Aim:
Transcribe the records below exactly, leaving out any pictures.

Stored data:
START
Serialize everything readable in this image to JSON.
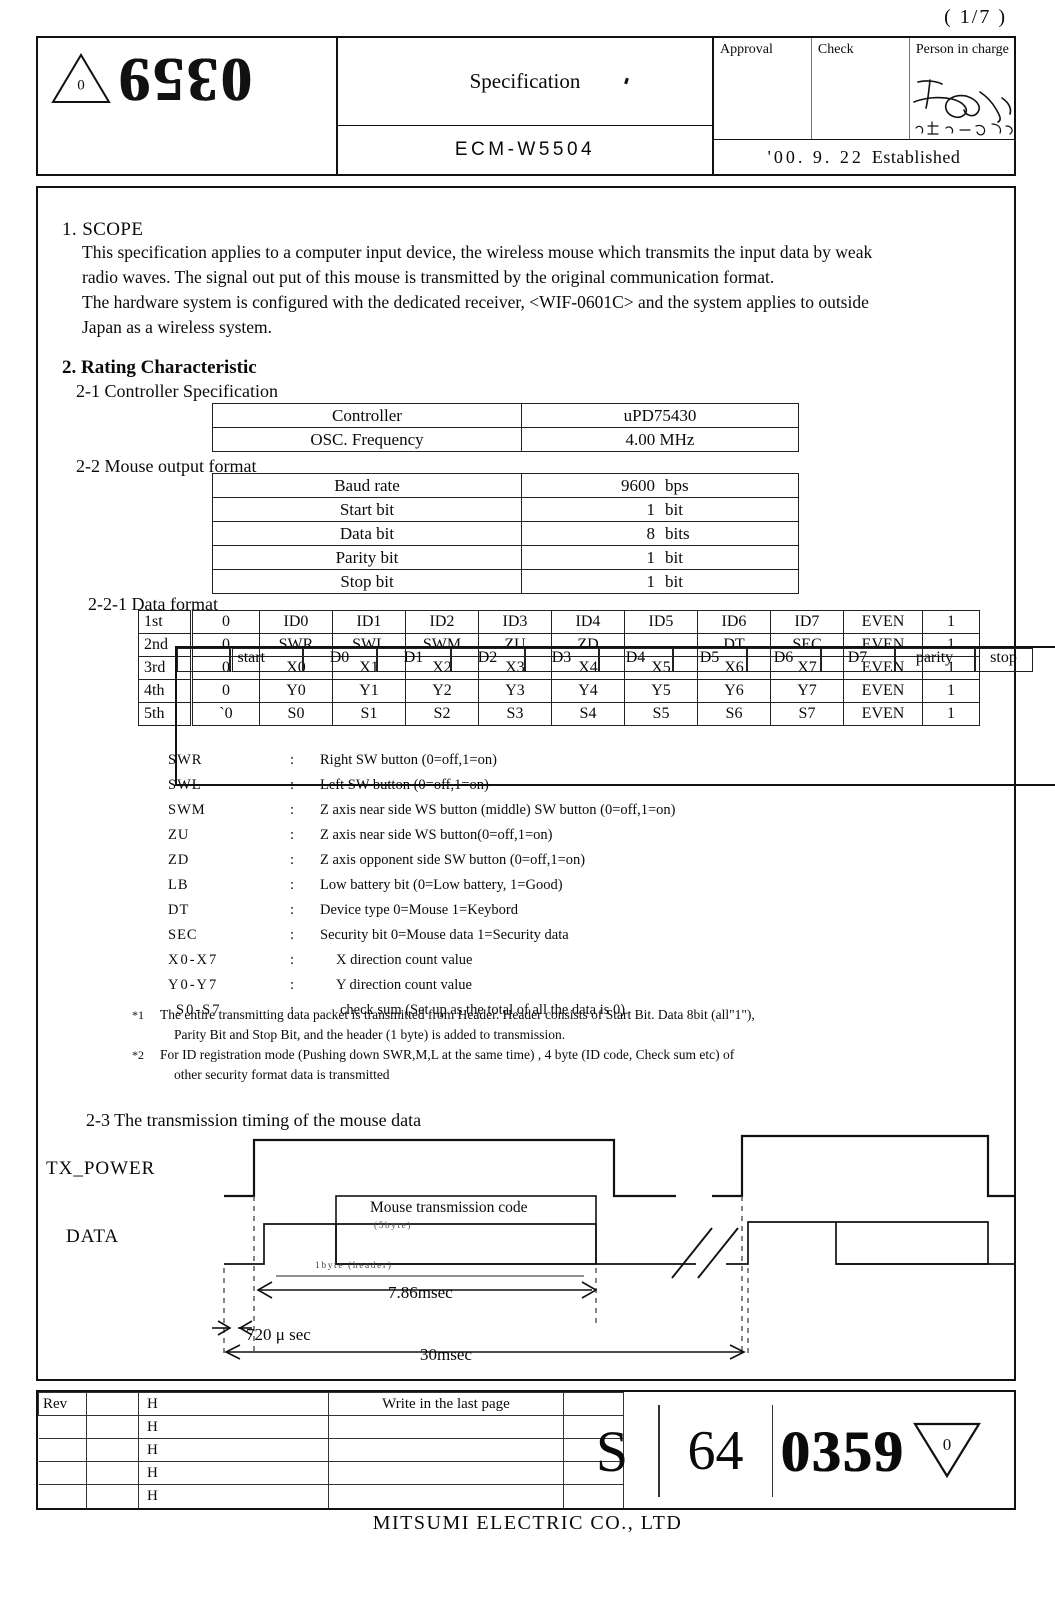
{
  "page": {
    "page_indicator": "( 1/7 )"
  },
  "header": {
    "stamp_number": "0359",
    "stamp_triangle_mark": "0",
    "title": "Specification",
    "part_number": "ECM-W5504",
    "approval_label": "Approval",
    "check_label": "Check",
    "person_in_charge_label": "Person in charge",
    "established_date": "'00. 9. 22",
    "established_label": "Established"
  },
  "scope": {
    "heading": "1. SCOPE",
    "lines": [
      "This specification applies to a computer input device, the wireless mouse which transmits the input data by weak",
      "radio waves. The signal out put of this mouse is transmitted by the original communication format.",
      "The hardware system is configured with the dedicated receiver, <WIF-0601C> and the system applies to outside",
      "Japan as a wireless system."
    ]
  },
  "rating": {
    "heading": "2. Rating Characteristic",
    "sub_2_1": "2-1 Controller Specification",
    "sub_2_2": "2-2 Mouse output format",
    "sub_2_2_1": "2-2-1 Data format",
    "sub_2_3": "2-3 The transmission timing of the mouse data",
    "controller_table": [
      {
        "label": "Controller",
        "value": "uPD75430",
        "num": "",
        "unit": ""
      },
      {
        "label": "OSC. Frequency",
        "value": "4.00 MHz",
        "num": "",
        "unit": ""
      }
    ],
    "output_table": [
      {
        "label": "Baud rate",
        "num": "9600",
        "unit": "bps"
      },
      {
        "label": "Start bit",
        "num": "1",
        "unit": "bit"
      },
      {
        "label": "Data bit",
        "num": "8",
        "unit": "bits"
      },
      {
        "label": "Parity bit",
        "num": "1",
        "unit": "bit"
      },
      {
        "label": "Stop bit",
        "num": "1",
        "unit": "bit"
      }
    ]
  },
  "data_format": {
    "columns": [
      "",
      "start",
      "D0",
      "D1",
      "D2",
      "D3",
      "D4",
      "D5",
      "D6",
      "D7",
      "parity",
      "stop"
    ],
    "rows": [
      {
        "name": "1st",
        "start": "0",
        "d": [
          "ID0",
          "ID1",
          "ID2",
          "ID3",
          "ID4",
          "ID5",
          "ID6",
          "ID7"
        ],
        "parity": "EVEN",
        "stop": "1"
      },
      {
        "name": "2nd",
        "start": "0",
        "d": [
          "SWR",
          "SWL",
          "SWM",
          "ZU",
          "ZD",
          "",
          "DT",
          "SEC"
        ],
        "parity": "EVEN",
        "stop": "1"
      },
      {
        "name": "3rd",
        "start": "0",
        "d": [
          "X0",
          "X1",
          "X2",
          "X3",
          "X4",
          "X5",
          "X6",
          "X7"
        ],
        "parity": "EVEN",
        "stop": "1"
      },
      {
        "name": "4th",
        "start": "0",
        "d": [
          "Y0",
          "Y1",
          "Y2",
          "Y3",
          "Y4",
          "Y5",
          "Y6",
          "Y7"
        ],
        "parity": "EVEN",
        "stop": "1"
      },
      {
        "name": "5th",
        "start": "`0",
        "d": [
          "S0",
          "S1",
          "S2",
          "S3",
          "S4",
          "S5",
          "S6",
          "S7"
        ],
        "parity": "EVEN",
        "stop": "1"
      }
    ]
  },
  "legend": [
    {
      "key": "SWR",
      "colon": ":",
      "value": "Right SW button  (0=off,1=on)"
    },
    {
      "key": "SWL",
      "colon": ":",
      "value": "Left SW button  (0=off,1=on)"
    },
    {
      "key": "SWM",
      "colon": ":",
      "value": "Z axis near side WS button (middle) SW button  (0=off,1=on)"
    },
    {
      "key": "ZU",
      "colon": ":",
      "value": "Z axis near side WS button(0=off,1=on)"
    },
    {
      "key": "ZD",
      "colon": ":",
      "value": "Z axis opponent side SW button  (0=off,1=on)"
    },
    {
      "key": "LB",
      "colon": ":",
      "value": "Low battery bit    (0=Low battery, 1=Good)"
    },
    {
      "key": "DT",
      "colon": ":",
      "value": "Device type   0=Mouse    1=Keybord"
    },
    {
      "key": "SEC",
      "colon": ":",
      "value": "Security bit   0=Mouse data    1=Security data"
    },
    {
      "key": "X0-X7",
      "colon": ":",
      "value": "X  direction count value"
    },
    {
      "key": "Y0-Y7",
      "colon": ":",
      "value": "Y  direction count value"
    },
    {
      "key": "S0-S7",
      "colon": ":",
      "value": "check sum   (Set up as the total of all the data is 0)"
    }
  ],
  "notes": [
    {
      "marker": "*1",
      "line1": "The entire transmitting data packet is transmitted from Header. Header consists of Start Bit. Data 8bit (all\"1\"),",
      "line2": "Parity Bit and Stop Bit, and the header (1 byte) is added to transmission."
    },
    {
      "marker": "*2",
      "line1": "For ID registration mode  (Pushing down SWR,M,L at the same time)  , 4 byte  (ID code, Check sum etc) of",
      "line2": "other security format data is transmitted"
    }
  ],
  "timing": {
    "tx_power_label": "TX_POWER",
    "data_label": "DATA",
    "mouse_code_label": "Mouse transmission code",
    "mouse_code_sublabel": "(5byte)",
    "header_byte_label": "1byte (header)",
    "duration_packet": "7.86msec",
    "duration_leadin": "720 μ sec",
    "duration_period": "30msec"
  },
  "revision": {
    "rev_label": "Rev",
    "h_label": "H",
    "h_dots": ".   .   .",
    "note": "Write in the last page",
    "row_count": 5
  },
  "footer": {
    "stamp_prefix": "S",
    "stamp_group": "64",
    "stamp_serial": "0359",
    "stamp_triangle_mark": "0",
    "company": "MITSUMI ELECTRIC CO., LTD"
  }
}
END
Written solution:
Serialize everything readable in this image to JSON.
{
  "page": {
    "page_indicator": "( 1/7 )"
  },
  "header": {
    "stamp_number": "0359",
    "stamp_triangle_mark": "0",
    "title": "Specification",
    "part_number": "ECM-W5504",
    "approval_label": "Approval",
    "check_label": "Check",
    "person_in_charge_label": "Person in charge",
    "established_date": "'00. 9. 22",
    "established_label": "Established"
  },
  "scope": {
    "heading": "1. SCOPE",
    "lines": [
      "This specification applies to a computer input device, the wireless mouse which transmits the input data by weak",
      "radio waves. The signal out put of this mouse is transmitted by the original communication format.",
      "The hardware system is configured with the dedicated receiver, <WIF-0601C> and the system applies to outside",
      "Japan as a wireless system."
    ]
  },
  "rating": {
    "heading": "2. Rating Characteristic",
    "sub_2_1": "2-1 Controller Specification",
    "sub_2_2": "2-2 Mouse output format",
    "sub_2_2_1": "2-2-1 Data format",
    "sub_2_3": "2-3 The transmission timing of the mouse data",
    "controller_table": [
      {
        "label": "Controller",
        "value": "uPD75430",
        "num": "",
        "unit": ""
      },
      {
        "label": "OSC. Frequency",
        "value": "4.00 MHz",
        "num": "",
        "unit": ""
      }
    ],
    "output_table": [
      {
        "label": "Baud rate",
        "num": "9600",
        "unit": "bps"
      },
      {
        "label": "Start bit",
        "num": "1",
        "unit": "bit"
      },
      {
        "label": "Data bit",
        "num": "8",
        "unit": "bits"
      },
      {
        "label": "Parity bit",
        "num": "1",
        "unit": "bit"
      },
      {
        "label": "Stop bit",
        "num": "1",
        "unit": "bit"
      }
    ]
  },
  "data_format": {
    "columns": [
      "",
      "start",
      "D0",
      "D1",
      "D2",
      "D3",
      "D4",
      "D5",
      "D6",
      "D7",
      "parity",
      "stop"
    ],
    "rows": [
      {
        "name": "1st",
        "start": "0",
        "d": [
          "ID0",
          "ID1",
          "ID2",
          "ID3",
          "ID4",
          "ID5",
          "ID6",
          "ID7"
        ],
        "parity": "EVEN",
        "stop": "1"
      },
      {
        "name": "2nd",
        "start": "0",
        "d": [
          "SWR",
          "SWL",
          "SWM",
          "ZU",
          "ZD",
          "",
          "DT",
          "SEC"
        ],
        "parity": "EVEN",
        "stop": "1"
      },
      {
        "name": "3rd",
        "start": "0",
        "d": [
          "X0",
          "X1",
          "X2",
          "X3",
          "X4",
          "X5",
          "X6",
          "X7"
        ],
        "parity": "EVEN",
        "stop": "1"
      },
      {
        "name": "4th",
        "start": "0",
        "d": [
          "Y0",
          "Y1",
          "Y2",
          "Y3",
          "Y4",
          "Y5",
          "Y6",
          "Y7"
        ],
        "parity": "EVEN",
        "stop": "1"
      },
      {
        "name": "5th",
        "start": "`0",
        "d": [
          "S0",
          "S1",
          "S2",
          "S3",
          "S4",
          "S5",
          "S6",
          "S7"
        ],
        "parity": "EVEN",
        "stop": "1"
      }
    ]
  },
  "legend": [
    {
      "key": "SWR",
      "colon": ":",
      "value": "Right SW button  (0=off,1=on)"
    },
    {
      "key": "SWL",
      "colon": ":",
      "value": "Left SW button  (0=off,1=on)"
    },
    {
      "key": "SWM",
      "colon": ":",
      "value": "Z axis near side WS button (middle) SW button  (0=off,1=on)"
    },
    {
      "key": "ZU",
      "colon": ":",
      "value": "Z axis near side WS button(0=off,1=on)"
    },
    {
      "key": "ZD",
      "colon": ":",
      "value": "Z axis opponent side SW button  (0=off,1=on)"
    },
    {
      "key": "LB",
      "colon": ":",
      "value": "Low battery bit    (0=Low battery, 1=Good)"
    },
    {
      "key": "DT",
      "colon": ":",
      "value": "Device type   0=Mouse    1=Keybord"
    },
    {
      "key": "SEC",
      "colon": ":",
      "value": "Security bit   0=Mouse data    1=Security data"
    },
    {
      "key": "X0-X7",
      "colon": ":",
      "value": "X  direction count value"
    },
    {
      "key": "Y0-Y7",
      "colon": ":",
      "value": "Y  direction count value"
    },
    {
      "key": "S0-S7",
      "colon": ":",
      "value": "check sum   (Set up as the total of all the data is 0)"
    }
  ],
  "notes": [
    {
      "marker": "*1",
      "line1": "The entire transmitting data packet is transmitted from Header. Header consists of Start Bit. Data 8bit (all\"1\"),",
      "line2": "Parity Bit and Stop Bit, and the header (1 byte) is added to transmission."
    },
    {
      "marker": "*2",
      "line1": "For ID registration mode  (Pushing down SWR,M,L at the same time)  , 4 byte  (ID code, Check sum etc) of",
      "line2": "other security format data is transmitted"
    }
  ],
  "timing": {
    "tx_power_label": "TX_POWER",
    "data_label": "DATA",
    "mouse_code_label": "Mouse transmission code",
    "mouse_code_sublabel": "(5byte)",
    "header_byte_label": "1byte (header)",
    "duration_packet": "7.86msec",
    "duration_leadin": "720 μ sec",
    "duration_period": "30msec"
  },
  "revision": {
    "rev_label": "Rev",
    "h_label": "H",
    "h_dots": ".   .   .",
    "note": "Write in the last page",
    "row_count": 5
  },
  "footer": {
    "stamp_prefix": "S",
    "stamp_group": "64",
    "stamp_serial": "0359",
    "stamp_triangle_mark": "0",
    "company": "MITSUMI ELECTRIC CO., LTD"
  }
}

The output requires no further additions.